== TASK SET ==
1 - Reproduce the part of the passage about learning ballroom dance steps that opens with the words containing "I recall the" and closes with "idea of ‘fun’.".
2 - Write the next part of the passage about attending ballroom dancing classes, picking up after its final sentence.

== DOCUMENT PASSAGE ==
####################
If you have ever played a party game called “Twister”, you will know how easy it is to end up in one spot on the floor surrounded by a twisted mass of arms, legs and bodies.

Such was my first experience at learning “The Mary Lynne” – a set of ballroom dancing steps I am sure were choreographed in hell.

I really questioned my sanity at being conned into dancing classes at an age when I should be thinking of exciting things to do in retirement and how to survive life away from the daily grind of having to go to work.

My youthful dancing experiences flooded back to me as I untangled arms and legs from my first unsuccessful attempt at “The Mary Lynne”. In those days, my attendance at dances was primarily aimed at obtaining names and phone numbers for my little black book. Learning to dance was only incidental to the social interaction and the thrill of young love.

I recall the importance of having my hair slicked back with a generous application of Brylcream or Californian Poppy and my stove pipe pants tapered and raised high enough to allow the iridescent pink socks to be seen above the black, well polished, pointy toed shoes. But that was yesterday and yesterday has gone.

Meanwhile back on today’s dance floor and the reality of “The Mary Lynne” – My wife had assured me attending dance classes would be a load of fun and I was definitely starting to question her idea of ‘fun’.

Reluctantly, in a moment of weakness, I had agreed to attend and then found my acceptance was the catalyst for her to lure other unsuspecting male friends and their partners to the same fate on the dance floor of learning.

The evening had started with what must have been today’s version of the Progressive Barn Dance. A very different set of steps to those learned during my tender years. I am sure it must have been fun for those whose minds could concentrate on what their feet were doing and still manage to banter sweet nothings to the passing human traffic.
####################
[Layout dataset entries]
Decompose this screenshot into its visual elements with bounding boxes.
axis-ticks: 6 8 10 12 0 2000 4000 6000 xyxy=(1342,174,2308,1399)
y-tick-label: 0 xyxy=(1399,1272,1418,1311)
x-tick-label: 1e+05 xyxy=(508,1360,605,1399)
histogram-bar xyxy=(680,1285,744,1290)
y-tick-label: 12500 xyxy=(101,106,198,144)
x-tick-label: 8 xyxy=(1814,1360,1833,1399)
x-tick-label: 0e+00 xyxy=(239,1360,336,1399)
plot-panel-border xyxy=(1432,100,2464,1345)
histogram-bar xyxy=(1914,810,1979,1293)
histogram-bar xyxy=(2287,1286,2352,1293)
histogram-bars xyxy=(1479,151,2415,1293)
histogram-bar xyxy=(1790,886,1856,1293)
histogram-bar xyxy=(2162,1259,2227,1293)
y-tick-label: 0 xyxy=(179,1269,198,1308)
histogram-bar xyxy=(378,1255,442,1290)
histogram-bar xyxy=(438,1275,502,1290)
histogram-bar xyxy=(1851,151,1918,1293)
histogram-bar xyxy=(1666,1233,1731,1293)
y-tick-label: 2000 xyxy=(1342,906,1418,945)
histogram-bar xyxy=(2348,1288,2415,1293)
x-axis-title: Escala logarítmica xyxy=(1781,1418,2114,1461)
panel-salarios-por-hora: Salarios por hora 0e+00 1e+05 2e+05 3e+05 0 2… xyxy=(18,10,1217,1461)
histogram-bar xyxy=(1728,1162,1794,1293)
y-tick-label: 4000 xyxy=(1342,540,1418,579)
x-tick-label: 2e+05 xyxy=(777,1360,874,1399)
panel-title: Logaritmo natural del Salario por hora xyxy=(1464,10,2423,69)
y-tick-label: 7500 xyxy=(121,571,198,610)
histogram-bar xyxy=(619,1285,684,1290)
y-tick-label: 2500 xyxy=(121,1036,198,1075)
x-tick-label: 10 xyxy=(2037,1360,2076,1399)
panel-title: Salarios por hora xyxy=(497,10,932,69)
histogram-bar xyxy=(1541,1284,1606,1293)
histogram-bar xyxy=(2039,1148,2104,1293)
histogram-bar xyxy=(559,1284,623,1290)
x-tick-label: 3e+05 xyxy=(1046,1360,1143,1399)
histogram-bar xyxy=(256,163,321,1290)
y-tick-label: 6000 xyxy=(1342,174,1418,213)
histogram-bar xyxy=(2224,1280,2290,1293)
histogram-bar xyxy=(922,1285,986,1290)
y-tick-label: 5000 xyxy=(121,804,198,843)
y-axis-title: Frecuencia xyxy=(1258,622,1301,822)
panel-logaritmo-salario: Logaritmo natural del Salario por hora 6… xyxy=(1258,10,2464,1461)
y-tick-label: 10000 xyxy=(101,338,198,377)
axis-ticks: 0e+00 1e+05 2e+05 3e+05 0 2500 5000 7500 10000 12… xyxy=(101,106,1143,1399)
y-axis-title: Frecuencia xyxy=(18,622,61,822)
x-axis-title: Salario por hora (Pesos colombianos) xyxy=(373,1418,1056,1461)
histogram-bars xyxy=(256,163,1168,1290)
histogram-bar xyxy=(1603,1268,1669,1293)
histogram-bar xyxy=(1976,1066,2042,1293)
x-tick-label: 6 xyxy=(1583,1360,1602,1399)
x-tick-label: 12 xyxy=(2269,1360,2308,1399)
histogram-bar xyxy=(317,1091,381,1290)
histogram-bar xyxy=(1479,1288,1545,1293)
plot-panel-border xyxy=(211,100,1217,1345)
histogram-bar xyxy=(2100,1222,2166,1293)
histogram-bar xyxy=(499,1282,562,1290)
####################
== ANSWERS TO EACH TASK ==
1 -
I recall the importance of having my hair slicked back with a generous application of Brylcream or Californian Poppy and my stove pipe pants tapered and raised high enough to allow the iridescent pink socks to be seen above the black, well polished, pointy toed shoes. But that was yesterday and yesterday has gone.

Meanwhile back on today’s dance floor and the reality of “The Mary Lynne” – My wife had assured me attending dance classes would be a load of fun and I was definitely starting to question her idea of ‘fun’.

2 -
There followed a number of different dances whose names disappeared in the concentration of following the movements of the couple in front, who appeared to know what they were doing.

“The Merry Lynne” consisted of sliding feet, tapping toes, hopping and getting tangled up in overarm gyrations. All this to the strict tempo of Achy, Breaky Heart, a song which, even prior to this evening, was rated very low on my personal hit chart of all time favourites. It now resides in that, ‘never want to hear again’ category.

There is no doubt my re-entry into the world of dancing would have guaranteed an increase in ratings for the Candid Camera Show had the producer and camera crew been lurking behind the stage curtains.

My size 14’s were certainly more at home when they were encased by football boots. I am sure I am more graceful with a golf club in my hands than attempting some fancy steps while an instructor tries to assure me that I am enjoying myself.

This was my first and last night at the local adult dancing class. A night when I was supposed to trip the light fantastic, but in reality, where I turned in a performance which could only be classified as, ‘not so strictly ballroom’.